Find the string "Крымская" in the data, then copy every line where it is found.

Dataset excerpts:
-- begin --

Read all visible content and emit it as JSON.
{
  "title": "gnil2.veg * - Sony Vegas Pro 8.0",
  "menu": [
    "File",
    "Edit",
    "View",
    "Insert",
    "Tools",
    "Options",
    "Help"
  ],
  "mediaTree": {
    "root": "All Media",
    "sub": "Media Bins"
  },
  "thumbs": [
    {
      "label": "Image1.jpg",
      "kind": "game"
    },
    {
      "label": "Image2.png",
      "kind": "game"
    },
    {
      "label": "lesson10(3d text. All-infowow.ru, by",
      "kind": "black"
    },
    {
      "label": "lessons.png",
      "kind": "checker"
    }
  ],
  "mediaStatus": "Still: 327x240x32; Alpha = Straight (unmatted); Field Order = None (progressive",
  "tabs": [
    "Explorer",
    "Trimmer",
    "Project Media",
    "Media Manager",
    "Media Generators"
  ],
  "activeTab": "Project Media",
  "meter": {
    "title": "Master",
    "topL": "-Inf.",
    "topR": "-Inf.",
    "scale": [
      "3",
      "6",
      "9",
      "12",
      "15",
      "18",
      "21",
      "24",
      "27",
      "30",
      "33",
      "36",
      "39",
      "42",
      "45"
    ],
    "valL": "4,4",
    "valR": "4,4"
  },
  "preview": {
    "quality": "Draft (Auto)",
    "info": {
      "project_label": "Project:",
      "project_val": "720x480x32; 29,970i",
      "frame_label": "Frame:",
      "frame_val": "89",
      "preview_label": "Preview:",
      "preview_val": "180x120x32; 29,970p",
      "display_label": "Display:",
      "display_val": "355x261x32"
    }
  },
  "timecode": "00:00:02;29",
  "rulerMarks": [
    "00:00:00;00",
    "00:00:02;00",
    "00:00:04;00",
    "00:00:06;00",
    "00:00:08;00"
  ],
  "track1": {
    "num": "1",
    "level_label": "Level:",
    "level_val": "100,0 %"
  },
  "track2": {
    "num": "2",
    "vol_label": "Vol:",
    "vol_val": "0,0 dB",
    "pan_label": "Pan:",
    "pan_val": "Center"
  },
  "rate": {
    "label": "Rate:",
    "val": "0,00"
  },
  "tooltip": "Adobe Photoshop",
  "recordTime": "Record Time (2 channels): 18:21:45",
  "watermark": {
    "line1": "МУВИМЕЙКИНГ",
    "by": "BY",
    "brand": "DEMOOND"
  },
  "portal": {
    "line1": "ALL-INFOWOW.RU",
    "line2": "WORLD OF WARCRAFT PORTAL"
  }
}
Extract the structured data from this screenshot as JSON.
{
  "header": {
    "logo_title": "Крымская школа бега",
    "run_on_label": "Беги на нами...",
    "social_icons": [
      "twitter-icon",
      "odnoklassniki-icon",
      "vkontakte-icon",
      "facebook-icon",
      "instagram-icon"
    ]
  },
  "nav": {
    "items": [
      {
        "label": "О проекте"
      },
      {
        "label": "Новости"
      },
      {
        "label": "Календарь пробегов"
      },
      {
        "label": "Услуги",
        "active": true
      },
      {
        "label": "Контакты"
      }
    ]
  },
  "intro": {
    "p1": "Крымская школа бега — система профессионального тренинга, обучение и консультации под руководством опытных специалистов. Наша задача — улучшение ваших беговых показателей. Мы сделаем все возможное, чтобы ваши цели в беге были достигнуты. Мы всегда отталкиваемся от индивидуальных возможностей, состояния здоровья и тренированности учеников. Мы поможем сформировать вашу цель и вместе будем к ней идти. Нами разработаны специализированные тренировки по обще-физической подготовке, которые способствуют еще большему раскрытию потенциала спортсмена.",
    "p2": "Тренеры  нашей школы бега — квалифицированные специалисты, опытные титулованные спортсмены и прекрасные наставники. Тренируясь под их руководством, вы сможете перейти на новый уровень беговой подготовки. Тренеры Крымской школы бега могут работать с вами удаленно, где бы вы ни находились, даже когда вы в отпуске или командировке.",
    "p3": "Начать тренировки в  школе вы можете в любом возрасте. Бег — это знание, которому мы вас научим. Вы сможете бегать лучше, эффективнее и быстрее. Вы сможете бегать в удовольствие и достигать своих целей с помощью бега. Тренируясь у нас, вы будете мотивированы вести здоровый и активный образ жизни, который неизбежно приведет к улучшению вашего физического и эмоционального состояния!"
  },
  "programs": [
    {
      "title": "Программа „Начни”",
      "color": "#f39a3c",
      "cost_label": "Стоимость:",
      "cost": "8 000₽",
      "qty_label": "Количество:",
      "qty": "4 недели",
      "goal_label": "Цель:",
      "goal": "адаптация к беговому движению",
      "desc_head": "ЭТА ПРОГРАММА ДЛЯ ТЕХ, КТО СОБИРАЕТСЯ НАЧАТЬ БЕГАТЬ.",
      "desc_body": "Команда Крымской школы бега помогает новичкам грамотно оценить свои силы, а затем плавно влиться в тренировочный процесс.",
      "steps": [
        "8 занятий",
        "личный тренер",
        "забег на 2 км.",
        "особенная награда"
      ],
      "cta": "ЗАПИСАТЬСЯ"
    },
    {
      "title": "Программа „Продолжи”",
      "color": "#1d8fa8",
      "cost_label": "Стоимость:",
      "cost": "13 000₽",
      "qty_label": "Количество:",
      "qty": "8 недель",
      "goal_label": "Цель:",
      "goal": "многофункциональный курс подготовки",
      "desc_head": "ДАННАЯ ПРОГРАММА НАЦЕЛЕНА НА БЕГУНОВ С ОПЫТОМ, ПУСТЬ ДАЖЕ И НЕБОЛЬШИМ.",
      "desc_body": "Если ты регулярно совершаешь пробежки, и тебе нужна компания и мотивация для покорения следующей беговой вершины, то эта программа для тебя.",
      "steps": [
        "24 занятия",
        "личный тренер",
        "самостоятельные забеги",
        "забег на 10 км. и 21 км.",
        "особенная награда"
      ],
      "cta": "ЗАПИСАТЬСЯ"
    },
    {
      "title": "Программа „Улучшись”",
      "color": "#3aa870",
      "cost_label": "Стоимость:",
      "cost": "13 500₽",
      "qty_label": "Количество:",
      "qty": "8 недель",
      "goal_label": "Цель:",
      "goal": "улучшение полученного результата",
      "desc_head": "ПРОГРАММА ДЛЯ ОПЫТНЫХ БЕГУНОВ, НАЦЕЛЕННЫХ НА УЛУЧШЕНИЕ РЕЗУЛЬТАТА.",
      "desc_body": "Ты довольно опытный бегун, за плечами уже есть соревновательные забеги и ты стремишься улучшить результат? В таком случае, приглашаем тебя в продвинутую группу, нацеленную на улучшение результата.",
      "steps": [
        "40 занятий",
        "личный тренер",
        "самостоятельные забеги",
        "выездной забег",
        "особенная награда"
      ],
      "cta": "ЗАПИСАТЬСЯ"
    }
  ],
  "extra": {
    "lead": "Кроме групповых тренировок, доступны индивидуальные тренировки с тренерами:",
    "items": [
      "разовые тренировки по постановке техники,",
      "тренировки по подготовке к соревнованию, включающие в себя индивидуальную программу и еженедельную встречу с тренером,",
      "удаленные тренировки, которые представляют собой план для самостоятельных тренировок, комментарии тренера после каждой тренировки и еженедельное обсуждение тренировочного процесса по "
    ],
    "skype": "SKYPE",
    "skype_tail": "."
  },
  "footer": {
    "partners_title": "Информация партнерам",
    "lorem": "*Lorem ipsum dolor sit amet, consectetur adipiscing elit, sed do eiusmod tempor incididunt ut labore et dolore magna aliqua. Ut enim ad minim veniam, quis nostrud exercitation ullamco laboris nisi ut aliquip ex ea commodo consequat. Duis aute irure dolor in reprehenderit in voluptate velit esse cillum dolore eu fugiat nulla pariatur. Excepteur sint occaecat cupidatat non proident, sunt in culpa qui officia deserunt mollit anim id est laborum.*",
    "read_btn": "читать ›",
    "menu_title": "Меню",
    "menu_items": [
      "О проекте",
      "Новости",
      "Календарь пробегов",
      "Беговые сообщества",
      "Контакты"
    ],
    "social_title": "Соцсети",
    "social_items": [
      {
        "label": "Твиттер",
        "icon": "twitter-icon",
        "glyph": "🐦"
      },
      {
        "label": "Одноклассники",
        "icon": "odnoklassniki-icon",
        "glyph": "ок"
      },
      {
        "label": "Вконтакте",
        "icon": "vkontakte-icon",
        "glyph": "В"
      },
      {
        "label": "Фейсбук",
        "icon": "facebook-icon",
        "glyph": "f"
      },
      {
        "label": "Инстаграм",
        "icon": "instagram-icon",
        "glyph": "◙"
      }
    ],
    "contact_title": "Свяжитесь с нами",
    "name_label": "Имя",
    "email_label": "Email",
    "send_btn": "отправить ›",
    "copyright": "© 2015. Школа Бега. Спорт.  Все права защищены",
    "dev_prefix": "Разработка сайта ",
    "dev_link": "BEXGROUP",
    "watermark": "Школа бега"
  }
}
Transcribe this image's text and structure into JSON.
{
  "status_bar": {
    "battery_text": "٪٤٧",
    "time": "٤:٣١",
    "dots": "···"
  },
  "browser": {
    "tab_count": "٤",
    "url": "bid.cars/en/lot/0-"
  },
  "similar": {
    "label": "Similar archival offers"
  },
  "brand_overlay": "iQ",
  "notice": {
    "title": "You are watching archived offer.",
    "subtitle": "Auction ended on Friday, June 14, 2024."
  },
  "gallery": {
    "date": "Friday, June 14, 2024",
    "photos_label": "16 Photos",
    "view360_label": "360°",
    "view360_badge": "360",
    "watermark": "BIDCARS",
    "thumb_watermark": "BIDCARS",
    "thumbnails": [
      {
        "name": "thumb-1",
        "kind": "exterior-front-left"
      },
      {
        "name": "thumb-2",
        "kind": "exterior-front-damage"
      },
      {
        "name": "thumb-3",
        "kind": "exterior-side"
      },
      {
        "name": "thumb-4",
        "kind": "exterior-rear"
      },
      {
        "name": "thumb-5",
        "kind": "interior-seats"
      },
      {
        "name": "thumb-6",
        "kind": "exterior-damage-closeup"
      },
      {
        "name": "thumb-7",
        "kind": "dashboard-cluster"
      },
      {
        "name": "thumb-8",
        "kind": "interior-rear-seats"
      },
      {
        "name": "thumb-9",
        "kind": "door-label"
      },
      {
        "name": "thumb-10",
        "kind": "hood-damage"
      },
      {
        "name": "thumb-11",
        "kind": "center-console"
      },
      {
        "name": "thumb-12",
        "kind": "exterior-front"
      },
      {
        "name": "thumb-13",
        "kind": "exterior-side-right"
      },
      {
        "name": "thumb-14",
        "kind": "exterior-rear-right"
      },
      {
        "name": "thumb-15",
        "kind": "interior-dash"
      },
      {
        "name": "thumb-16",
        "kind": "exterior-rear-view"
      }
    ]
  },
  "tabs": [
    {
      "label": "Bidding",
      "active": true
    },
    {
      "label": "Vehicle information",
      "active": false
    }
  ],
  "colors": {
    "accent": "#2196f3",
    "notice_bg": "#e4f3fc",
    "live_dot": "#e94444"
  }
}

-- end --

_WORKED ANSWER:_
    "logo_title": "Крымская школа бега",
    "p1": "Крымская школа бега — система профессионального тренинга, обучение и консультации под руководством опытных специалистов. Наша задача — улучшение ваших беговых показателей. Мы сделаем все возможное, чтобы ваши цели в беге были достигнуты. Мы всегда отталкиваемся от индивидуальных возможностей, состояния здоровья и тренированности учеников. Мы поможем сформировать вашу цель и вместе будем к ней идти. Нами разработаны специализированные тренировки по обще-физической подготовке, которые способствуют еще большему раскрытию потенциала спортсмена.",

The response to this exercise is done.